Reproduce each of the rows below verbatim, without changing a character.

-- start Data entries --

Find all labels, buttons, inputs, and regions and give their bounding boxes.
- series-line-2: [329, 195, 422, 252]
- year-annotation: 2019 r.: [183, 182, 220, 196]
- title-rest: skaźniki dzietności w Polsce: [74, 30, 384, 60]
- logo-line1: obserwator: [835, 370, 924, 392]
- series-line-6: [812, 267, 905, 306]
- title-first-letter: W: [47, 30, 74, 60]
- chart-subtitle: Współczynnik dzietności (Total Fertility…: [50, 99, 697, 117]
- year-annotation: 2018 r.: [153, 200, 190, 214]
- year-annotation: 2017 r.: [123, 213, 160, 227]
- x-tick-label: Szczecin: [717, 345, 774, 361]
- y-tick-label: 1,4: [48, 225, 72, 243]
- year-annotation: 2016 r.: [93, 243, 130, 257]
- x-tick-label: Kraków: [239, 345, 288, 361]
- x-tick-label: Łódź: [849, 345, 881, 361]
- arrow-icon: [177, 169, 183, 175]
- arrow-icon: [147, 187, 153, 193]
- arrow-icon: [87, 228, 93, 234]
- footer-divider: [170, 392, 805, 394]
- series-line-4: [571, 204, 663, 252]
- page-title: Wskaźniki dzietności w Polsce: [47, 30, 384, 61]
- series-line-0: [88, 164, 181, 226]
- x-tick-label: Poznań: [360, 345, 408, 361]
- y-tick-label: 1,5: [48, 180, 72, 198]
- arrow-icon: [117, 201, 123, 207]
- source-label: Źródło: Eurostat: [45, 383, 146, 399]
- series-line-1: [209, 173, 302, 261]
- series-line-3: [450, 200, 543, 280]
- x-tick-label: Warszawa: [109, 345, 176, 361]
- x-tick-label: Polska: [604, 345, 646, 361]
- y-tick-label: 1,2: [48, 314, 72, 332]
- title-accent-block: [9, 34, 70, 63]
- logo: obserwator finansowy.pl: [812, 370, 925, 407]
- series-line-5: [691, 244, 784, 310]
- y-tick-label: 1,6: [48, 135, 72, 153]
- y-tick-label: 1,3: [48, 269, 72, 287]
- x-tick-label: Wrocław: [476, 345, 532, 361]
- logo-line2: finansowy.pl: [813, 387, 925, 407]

-- end Data entries --

→ **The answer**
Find all labels, buttons, inputs, and regions and give their bounding boxes.
- series-line-2: [329, 195, 422, 252]
- year-annotation: 2019 r.: [183, 182, 220, 196]
- title-rest: skaźniki dzietności w Polsce: [74, 30, 384, 60]
- logo-line1: obserwator: [835, 370, 924, 392]
- series-line-6: [812, 267, 905, 306]
- title-first-letter: W: [47, 30, 74, 60]
- chart-subtitle: Współczynnik dzietności (Total Fertility…: [50, 99, 697, 117]
- year-annotation: 2018 r.: [153, 200, 190, 214]
- year-annotation: 2017 r.: [123, 213, 160, 227]
- x-tick-label: Szczecin: [717, 345, 774, 361]
- y-tick-label: 1,4: [48, 225, 72, 243]
- year-annotation: 2016 r.: [93, 243, 130, 257]
- x-tick-label: Kraków: [239, 345, 288, 361]
- x-tick-label: Łódź: [849, 345, 881, 361]
- arrow-icon: [177, 169, 183, 175]
- arrow-icon: [147, 187, 153, 193]
- arrow-icon: [87, 228, 93, 234]
- footer-divider: [170, 392, 805, 394]
- series-line-4: [571, 204, 663, 252]
- page-title: Wskaźniki dzietności w Polsce: [47, 30, 384, 61]
- series-line-0: [88, 164, 181, 226]
- x-tick-label: Poznań: [360, 345, 408, 361]
- y-tick-label: 1,5: [48, 180, 72, 198]
- arrow-icon: [117, 201, 123, 207]
- source-label: Źródło: Eurostat: [45, 383, 146, 399]
- series-line-1: [209, 173, 302, 261]
- series-line-3: [450, 200, 543, 280]
- x-tick-label: Warszawa: [109, 345, 176, 361]
- x-tick-label: Polska: [604, 345, 646, 361]
- y-tick-label: 1,2: [48, 314, 72, 332]
- title-accent-block: [9, 34, 70, 63]
- logo: obserwator finansowy.pl: [812, 370, 925, 407]
- series-line-5: [691, 244, 784, 310]
- y-tick-label: 1,6: [48, 135, 72, 153]
- y-tick-label: 1,3: [48, 269, 72, 287]
- x-tick-label: Wrocław: [476, 345, 532, 361]
- logo-line2: finansowy.pl: [813, 387, 925, 407]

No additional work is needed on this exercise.